Falaise de Saffres, falaises de Brison, ou encore Aureille dans les Alpilles… et maintenant, Presles, en partie : l’escalade y est interdite par les propriétaires ou élus.
Comme le raconte Jean-Claude Grand, « il a fallu négocier commune par commune dans les Bouches-du-Rhône. Ce qui est certain, c’est que les maires sont plus réceptifs quand sur leur territoire il existe une association (généralement un club fédéral) qui permet aux jeunes de la commune de pratiquer l’escalade. Sachant que dans un département comme les Bouches-du-Rhône où économiquement l’escalade ne présente aucun intérêt dans la majorité des communes, seule la présence d’un tissu associatif (club ou association) ou professionnel permettront de conserver notre patrimoine naturel d’escalade, les clubs (FFME, FFCAM, FSGT..) restent les meilleurs garants de nos falaises. »
fallait-il jeter les conventions avec l’eau du bain
pour ne pas payer 7 euros
d’augmentation de cotisation ?
À Presles, le courant n’est pas du tout passé entre la société propriétaire des terrains et la FFME, dont l’attitude a été jugée « désastreuse » qui met fin à « 30 ans de concertation ». En cause, les sites sportifs qui existent, en haut et en bas des parois : ces derniers n’ont pu être classés sites sportifs, et « repris » par le Département de l’Isère comme d’autres, car présentant un risque (environnement de hautes falaises, risque de chute de pierres). Pour Claude Vigier, du CT38 FFME, « il faut se mettre à la place du propriétaire. Des sites comme Pierrot Beach présentent selon lui un risque en termes de responsabilité : devrai-je payer en cas d’accident ? se demande-t-il ». La fin de la convention qui l’exemptait de responsabilité le lui fait penser, et rien ne l’a convaincu. Pour Claude Vigier, le propriétaire « instrumentalise le problème en mettant la pression sur les élus et la FFME en interdisant tout » même les grandes voies qui n’ont jamais été conventionnées. Il reste qu’une partie d’un des plus grands centres d’escalade en France est désormais interdite !
Alors, fallait-il jeter les conventions avec l’eau du bain pour ne pas payer 7 euros d’augmentation de cotisation ? La critique semble facile, mais la pilule est aujourd’hui difficile à avaler pour tous les pratiquants. Imaginer qu’un site comme Presles puisse être interdit définitivement, et peut-être déséquipé comme le menace le propriétaire, est un cataclysme.
envisager un reconventionnement ?
Comment éviter un Brexit des falaises ? L’une des solutions possibles est-elle d’envisager un reconventionnement ? Certains l’envisagent, même à la FFME. Il ne s’agirait pas de signer à nouveau des centaines de conventions, mais d’agir au cas par cas, quand il s’agit de problème insoluble comme Presles. Avec le parapluie non négligeable de la nouvelle loi, il s’agirait de prendre à nouveau la « garde », c’est-à-dire la responsabilité, en posant des panneaux « attention chutes de pierre possible » (!) tout en assurant l’entretien – grâce à des financements des collectivités comme le département – la FFME au niveau local pourrait sauver ce que la FFME au niveau national n’a pas su faire : préserver la liberté de grimper.

■ Données brutes ■

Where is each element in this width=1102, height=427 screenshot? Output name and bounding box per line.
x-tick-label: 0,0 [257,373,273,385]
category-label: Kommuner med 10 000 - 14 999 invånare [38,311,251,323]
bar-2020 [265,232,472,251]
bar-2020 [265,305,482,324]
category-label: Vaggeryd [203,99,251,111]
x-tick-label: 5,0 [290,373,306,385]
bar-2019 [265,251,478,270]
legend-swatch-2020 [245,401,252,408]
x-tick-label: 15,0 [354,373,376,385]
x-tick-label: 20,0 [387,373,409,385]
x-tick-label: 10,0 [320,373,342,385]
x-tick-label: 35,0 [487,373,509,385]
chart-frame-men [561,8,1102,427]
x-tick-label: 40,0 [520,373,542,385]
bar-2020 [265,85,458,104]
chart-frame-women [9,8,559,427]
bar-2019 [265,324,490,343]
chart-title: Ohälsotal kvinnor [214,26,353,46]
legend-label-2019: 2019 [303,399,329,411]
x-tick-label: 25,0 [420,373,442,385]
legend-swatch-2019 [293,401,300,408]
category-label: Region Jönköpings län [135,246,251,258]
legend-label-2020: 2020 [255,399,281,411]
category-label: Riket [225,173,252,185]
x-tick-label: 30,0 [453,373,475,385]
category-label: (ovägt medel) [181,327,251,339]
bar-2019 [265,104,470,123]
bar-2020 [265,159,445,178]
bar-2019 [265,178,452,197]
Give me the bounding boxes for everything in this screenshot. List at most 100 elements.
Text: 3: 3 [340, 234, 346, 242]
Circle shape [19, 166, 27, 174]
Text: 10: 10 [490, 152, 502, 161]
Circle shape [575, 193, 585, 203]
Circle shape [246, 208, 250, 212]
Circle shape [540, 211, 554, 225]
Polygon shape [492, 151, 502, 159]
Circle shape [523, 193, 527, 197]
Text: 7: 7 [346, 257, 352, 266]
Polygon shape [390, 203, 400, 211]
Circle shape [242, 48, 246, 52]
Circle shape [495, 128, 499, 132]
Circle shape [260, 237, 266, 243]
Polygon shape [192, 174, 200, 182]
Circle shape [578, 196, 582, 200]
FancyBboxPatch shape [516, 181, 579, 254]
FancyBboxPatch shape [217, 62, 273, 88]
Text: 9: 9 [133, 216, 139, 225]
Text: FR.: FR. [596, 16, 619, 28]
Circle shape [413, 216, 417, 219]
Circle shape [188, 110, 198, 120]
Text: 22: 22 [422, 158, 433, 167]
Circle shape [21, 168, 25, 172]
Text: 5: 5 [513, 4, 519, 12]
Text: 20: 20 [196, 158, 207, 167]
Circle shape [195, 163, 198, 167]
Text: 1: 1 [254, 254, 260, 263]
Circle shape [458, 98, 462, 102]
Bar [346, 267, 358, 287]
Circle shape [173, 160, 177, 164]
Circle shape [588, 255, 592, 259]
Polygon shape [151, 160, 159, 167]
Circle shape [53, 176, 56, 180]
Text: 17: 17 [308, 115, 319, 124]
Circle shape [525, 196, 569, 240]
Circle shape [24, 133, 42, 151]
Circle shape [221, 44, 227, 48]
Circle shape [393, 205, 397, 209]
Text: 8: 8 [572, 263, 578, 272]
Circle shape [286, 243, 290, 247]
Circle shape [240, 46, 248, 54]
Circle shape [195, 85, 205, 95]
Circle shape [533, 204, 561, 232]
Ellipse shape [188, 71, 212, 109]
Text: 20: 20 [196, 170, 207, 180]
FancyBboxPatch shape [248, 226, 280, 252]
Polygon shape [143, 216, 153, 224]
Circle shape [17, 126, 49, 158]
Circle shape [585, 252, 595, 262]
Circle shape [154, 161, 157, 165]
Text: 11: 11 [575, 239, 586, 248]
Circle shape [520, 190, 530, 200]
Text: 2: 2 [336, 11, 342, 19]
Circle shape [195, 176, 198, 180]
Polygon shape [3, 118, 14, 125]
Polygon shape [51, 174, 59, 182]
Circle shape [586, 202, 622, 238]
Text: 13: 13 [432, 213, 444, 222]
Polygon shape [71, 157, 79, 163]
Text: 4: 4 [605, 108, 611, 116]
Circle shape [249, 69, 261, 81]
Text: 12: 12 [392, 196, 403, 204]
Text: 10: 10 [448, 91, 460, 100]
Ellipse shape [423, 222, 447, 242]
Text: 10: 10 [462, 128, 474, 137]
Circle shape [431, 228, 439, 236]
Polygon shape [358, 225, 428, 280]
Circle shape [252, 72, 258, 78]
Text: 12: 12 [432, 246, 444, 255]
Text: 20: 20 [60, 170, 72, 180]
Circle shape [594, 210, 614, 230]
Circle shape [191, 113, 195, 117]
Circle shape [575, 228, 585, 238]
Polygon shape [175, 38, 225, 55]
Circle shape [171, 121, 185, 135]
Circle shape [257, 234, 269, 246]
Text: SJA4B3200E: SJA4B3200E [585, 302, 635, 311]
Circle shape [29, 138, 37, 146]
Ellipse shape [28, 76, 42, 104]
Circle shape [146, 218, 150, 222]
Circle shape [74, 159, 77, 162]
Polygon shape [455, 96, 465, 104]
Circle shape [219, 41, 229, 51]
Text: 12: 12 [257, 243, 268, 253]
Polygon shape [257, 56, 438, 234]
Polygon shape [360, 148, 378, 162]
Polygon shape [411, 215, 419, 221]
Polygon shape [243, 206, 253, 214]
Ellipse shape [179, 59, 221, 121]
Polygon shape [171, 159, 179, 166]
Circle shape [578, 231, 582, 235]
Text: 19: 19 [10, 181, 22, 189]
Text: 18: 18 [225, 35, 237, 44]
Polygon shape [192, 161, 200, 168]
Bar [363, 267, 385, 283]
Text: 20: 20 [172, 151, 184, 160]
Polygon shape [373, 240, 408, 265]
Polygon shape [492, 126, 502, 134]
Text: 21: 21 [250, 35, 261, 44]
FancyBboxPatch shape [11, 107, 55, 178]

■ Consigne A ■
D'après le texte sur les falaises d'escalade, de quelle structure fait partie Claude Vigier ?
■ Consigne B ■
Recopiez le passage du texte sur les falaises d'escalade qui va de « Alors, fallait-il jeter » à « est un cataclysme. ».
Le listing n'intervient pas dans ce travail.

■ Réponse A ■
Du CT38 FFME.

■ Réponse B ■
Alors, fallait-il jeter les conventions avec l’eau du bain pour ne pas payer 7 euros d’augmentation de cotisation ? La critique semble facile, mais la pilule est aujourd’hui difficile à avaler pour tous les pratiquants. Imaginer qu’un site comme Presles puisse être interdit définitivement, et peut-être déséquipé comme le menace le propriétaire, est un cataclysme.